• **Given exercise**
Transcribe the data that follows precisely, omitting nothing.

• **Entries**
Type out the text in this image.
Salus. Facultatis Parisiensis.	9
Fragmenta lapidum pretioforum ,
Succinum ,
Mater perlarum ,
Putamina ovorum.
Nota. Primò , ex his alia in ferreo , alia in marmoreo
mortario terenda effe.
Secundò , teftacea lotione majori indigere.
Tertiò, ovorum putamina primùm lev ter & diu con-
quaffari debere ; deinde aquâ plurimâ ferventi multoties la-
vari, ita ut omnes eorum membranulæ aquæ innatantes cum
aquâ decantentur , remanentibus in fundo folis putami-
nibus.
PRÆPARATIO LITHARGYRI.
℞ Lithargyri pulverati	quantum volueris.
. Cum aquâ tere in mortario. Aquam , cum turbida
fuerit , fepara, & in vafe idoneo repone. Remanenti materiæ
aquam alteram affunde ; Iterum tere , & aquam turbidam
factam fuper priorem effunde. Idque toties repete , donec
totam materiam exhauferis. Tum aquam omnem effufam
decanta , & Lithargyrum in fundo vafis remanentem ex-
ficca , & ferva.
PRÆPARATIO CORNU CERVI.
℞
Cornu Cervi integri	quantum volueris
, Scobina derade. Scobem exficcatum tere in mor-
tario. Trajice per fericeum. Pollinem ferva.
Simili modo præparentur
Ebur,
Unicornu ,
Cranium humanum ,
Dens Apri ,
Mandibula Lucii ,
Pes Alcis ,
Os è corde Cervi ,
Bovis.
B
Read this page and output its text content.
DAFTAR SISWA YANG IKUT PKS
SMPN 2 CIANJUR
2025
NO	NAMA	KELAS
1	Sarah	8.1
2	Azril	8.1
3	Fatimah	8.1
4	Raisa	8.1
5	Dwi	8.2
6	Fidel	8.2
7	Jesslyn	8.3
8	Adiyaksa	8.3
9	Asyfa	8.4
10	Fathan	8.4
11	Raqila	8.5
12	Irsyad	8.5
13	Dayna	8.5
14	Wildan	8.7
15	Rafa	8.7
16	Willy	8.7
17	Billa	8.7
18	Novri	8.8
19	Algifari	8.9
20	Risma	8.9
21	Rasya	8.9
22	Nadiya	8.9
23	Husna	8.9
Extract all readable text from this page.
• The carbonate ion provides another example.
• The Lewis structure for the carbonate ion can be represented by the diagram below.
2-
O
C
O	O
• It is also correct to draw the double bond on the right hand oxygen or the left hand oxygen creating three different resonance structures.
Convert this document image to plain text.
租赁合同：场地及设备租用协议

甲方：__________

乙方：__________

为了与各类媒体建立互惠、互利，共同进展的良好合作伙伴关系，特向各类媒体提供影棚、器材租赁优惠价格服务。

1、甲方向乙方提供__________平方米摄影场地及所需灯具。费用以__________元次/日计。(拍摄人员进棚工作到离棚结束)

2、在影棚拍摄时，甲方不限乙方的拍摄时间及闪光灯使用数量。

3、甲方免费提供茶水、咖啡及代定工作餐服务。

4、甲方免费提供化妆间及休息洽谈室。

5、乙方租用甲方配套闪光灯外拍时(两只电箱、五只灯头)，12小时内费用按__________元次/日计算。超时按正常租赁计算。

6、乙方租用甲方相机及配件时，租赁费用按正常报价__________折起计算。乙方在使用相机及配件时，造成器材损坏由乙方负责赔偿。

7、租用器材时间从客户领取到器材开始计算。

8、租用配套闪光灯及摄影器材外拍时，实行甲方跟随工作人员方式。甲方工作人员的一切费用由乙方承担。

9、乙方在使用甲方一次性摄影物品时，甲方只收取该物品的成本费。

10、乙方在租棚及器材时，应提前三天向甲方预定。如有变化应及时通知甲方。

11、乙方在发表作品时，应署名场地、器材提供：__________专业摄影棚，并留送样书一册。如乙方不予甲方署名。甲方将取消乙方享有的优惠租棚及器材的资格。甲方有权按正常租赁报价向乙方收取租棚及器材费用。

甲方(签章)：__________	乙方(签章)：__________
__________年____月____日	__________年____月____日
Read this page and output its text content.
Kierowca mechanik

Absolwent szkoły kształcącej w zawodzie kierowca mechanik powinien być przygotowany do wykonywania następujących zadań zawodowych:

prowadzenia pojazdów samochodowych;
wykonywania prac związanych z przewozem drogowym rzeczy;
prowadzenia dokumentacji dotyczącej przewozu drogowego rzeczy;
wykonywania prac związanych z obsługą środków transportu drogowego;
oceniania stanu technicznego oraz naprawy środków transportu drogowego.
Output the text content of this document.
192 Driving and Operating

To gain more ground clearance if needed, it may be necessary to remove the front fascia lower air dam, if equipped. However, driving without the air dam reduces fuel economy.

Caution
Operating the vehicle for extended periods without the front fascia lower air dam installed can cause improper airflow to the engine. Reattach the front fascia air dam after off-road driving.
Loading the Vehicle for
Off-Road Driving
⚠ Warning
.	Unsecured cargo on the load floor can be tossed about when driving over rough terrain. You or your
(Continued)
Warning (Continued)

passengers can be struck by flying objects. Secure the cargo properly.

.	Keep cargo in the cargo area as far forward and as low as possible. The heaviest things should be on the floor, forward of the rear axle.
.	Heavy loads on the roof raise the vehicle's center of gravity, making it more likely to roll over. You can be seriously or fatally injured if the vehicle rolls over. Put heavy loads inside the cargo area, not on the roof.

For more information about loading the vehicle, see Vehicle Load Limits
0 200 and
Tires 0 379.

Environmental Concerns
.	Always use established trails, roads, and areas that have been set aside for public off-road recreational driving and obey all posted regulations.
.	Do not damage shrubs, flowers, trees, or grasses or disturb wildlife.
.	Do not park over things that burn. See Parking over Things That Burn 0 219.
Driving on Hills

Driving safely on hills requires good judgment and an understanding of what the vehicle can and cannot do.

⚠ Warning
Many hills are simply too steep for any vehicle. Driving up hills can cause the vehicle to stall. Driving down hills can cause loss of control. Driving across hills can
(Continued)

• **The solution**
Type out the text in this image.
Salus. Facultatis Parisiensis.	9
Fragmenta lapidum pretioforum ,
Succinum ,
Mater perlarum ,
Putamina ovorum.
Nota. Primò , ex his alia in ferreo , alia in marmoreo
mortario terenda effe.
Secundò , teftacea lotione majori indigere.
Tertiò, ovorum putamina primùm lev ter & diu con-
quaffari debere ; deinde aquâ plurimâ ferventi multoties la-
vari, ita ut omnes eorum membranulæ aquæ innatantes cum
aquâ decantentur , remanentibus in fundo folis putami-
nibus.
PRÆPARATIO LITHARGYRI.
℞ Lithargyri pulverati	quantum volueris.
. Cum aquâ tere in mortario. Aquam , cum turbida
fuerit , fepara, & in vafe idoneo repone. Remanenti materiæ
aquam alteram affunde ; Iterum tere , & aquam turbidam
factam fuper priorem effunde. Idque toties repete , donec
totam materiam exhauferis. Tum aquam omnem effufam
decanta , & Lithargyrum in fundo vafis remanentem ex-
ficca , & ferva.
PRÆPARATIO CORNU CERVI.
℞
Cornu Cervi integri	quantum volueris
, Scobina derade. Scobem exficcatum tere in mor-
tario. Trajice per fericeum. Pollinem ferva.
Simili modo præparentur
Ebur,
Unicornu ,
Cranium humanum ,
Dens Apri ,
Mandibula Lucii ,
Pes Alcis ,
Os è corde Cervi ,
Bovis.
B
Read this page and output its text content.
DAFTAR SISWA YANG IKUT PKS
SMPN 2 CIANJUR
2025
NO	NAMA	KELAS
1	Sarah	8.1
2	Azril	8.1
3	Fatimah	8.1
4	Raisa	8.1
5	Dwi	8.2
6	Fidel	8.2
7	Jesslyn	8.3
8	Adiyaksa	8.3
9	Asyfa	8.4
10	Fathan	8.4
11	Raqila	8.5
12	Irsyad	8.5
13	Dayna	8.5
14	Wildan	8.7
15	Rafa	8.7
16	Willy	8.7
17	Billa	8.7
18	Novri	8.8
19	Algifari	8.9
20	Risma	8.9
21	Rasya	8.9
22	Nadiya	8.9
23	Husna	8.9
Extract all readable text from this page.
• The carbonate ion provides another example.
• The Lewis structure for the carbonate ion can be represented by the diagram below.
2-
O
C
O	O
• It is also correct to draw the double bond on the right hand oxygen or the left hand oxygen creating three different resonance structures.
Convert this document image to plain text.
租赁合同：场地及设备租用协议

甲方：__________

乙方：__________

为了与各类媒体建立互惠、互利，共同进展的良好合作伙伴关系，特向各类媒体提供影棚、器材租赁优惠价格服务。

1、甲方向乙方提供__________平方米摄影场地及所需灯具。费用以__________元次/日计。(拍摄人员进棚工作到离棚结束)

2、在影棚拍摄时，甲方不限乙方的拍摄时间及闪光灯使用数量。

3、甲方免费提供茶水、咖啡及代定工作餐服务。

4、甲方免费提供化妆间及休息洽谈室。

5、乙方租用甲方配套闪光灯外拍时(两只电箱、五只灯头)，12小时内费用按__________元次/日计算。超时按正常租赁计算。

6、乙方租用甲方相机及配件时，租赁费用按正常报价__________折起计算。乙方在使用相机及配件时，造成器材损坏由乙方负责赔偿。

7、租用器材时间从客户领取到器材开始计算。

8、租用配套闪光灯及摄影器材外拍时，实行甲方跟随工作人员方式。甲方工作人员的一切费用由乙方承担。

9、乙方在使用甲方一次性摄影物品时，甲方只收取该物品的成本费。

10、乙方在租棚及器材时，应提前三天向甲方预定。如有变化应及时通知甲方。

11、乙方在发表作品时，应署名场地、器材提供：__________专业摄影棚，并留送样书一册。如乙方不予甲方署名。甲方将取消乙方享有的优惠租棚及器材的资格。甲方有权按正常租赁报价向乙方收取租棚及器材费用。

甲方(签章)：__________	乙方(签章)：__________
__________年____月____日	__________年____月____日
Read this page and output its text content.
Kierowca mechanik

Absolwent szkoły kształcącej w zawodzie kierowca mechanik powinien być przygotowany do wykonywania następujących zadań zawodowych:

prowadzenia pojazdów samochodowych;
wykonywania prac związanych z przewozem drogowym rzeczy;
prowadzenia dokumentacji dotyczącej przewozu drogowego rzeczy;
wykonywania prac związanych z obsługą środków transportu drogowego;
oceniania stanu technicznego oraz naprawy środków transportu drogowego.
Output the text content of this document.
192 Driving and Operating

To gain more ground clearance if needed, it may be necessary to remove the front fascia lower air dam, if equipped. However, driving without the air dam reduces fuel economy.

Caution
Operating the vehicle for extended periods without the front fascia lower air dam installed can cause improper airflow to the engine. Reattach the front fascia air dam after off-road driving.
Loading the Vehicle for
Off-Road Driving
⚠ Warning
.	Unsecured cargo on the load floor can be tossed about when driving over rough terrain. You or your
(Continued)
Warning (Continued)

passengers can be struck by flying objects. Secure the cargo properly.

.	Keep cargo in the cargo area as far forward and as low as possible. The heaviest things should be on the floor, forward of the rear axle.
.	Heavy loads on the roof raise the vehicle's center of gravity, making it more likely to roll over. You can be seriously or fatally injured if the vehicle rolls over. Put heavy loads inside the cargo area, not on the roof.

For more information about loading the vehicle, see Vehicle Load Limits
0 200 and
Tires 0 379.

Environmental Concerns
.	Always use established trails, roads, and areas that have been set aside for public off-road recreational driving and obey all posted regulations.
.	Do not damage shrubs, flowers, trees, or grasses or disturb wildlife.
.	Do not park over things that burn. See Parking over Things That Burn 0 219.
Driving on Hills

Driving safely on hills requires good judgment and an understanding of what the vehicle can and cannot do.

⚠ Warning
Many hills are simply too steep for any vehicle. Driving up hills can cause the vehicle to stall. Driving down hills can cause loss of control. Driving across hills can
(Continued)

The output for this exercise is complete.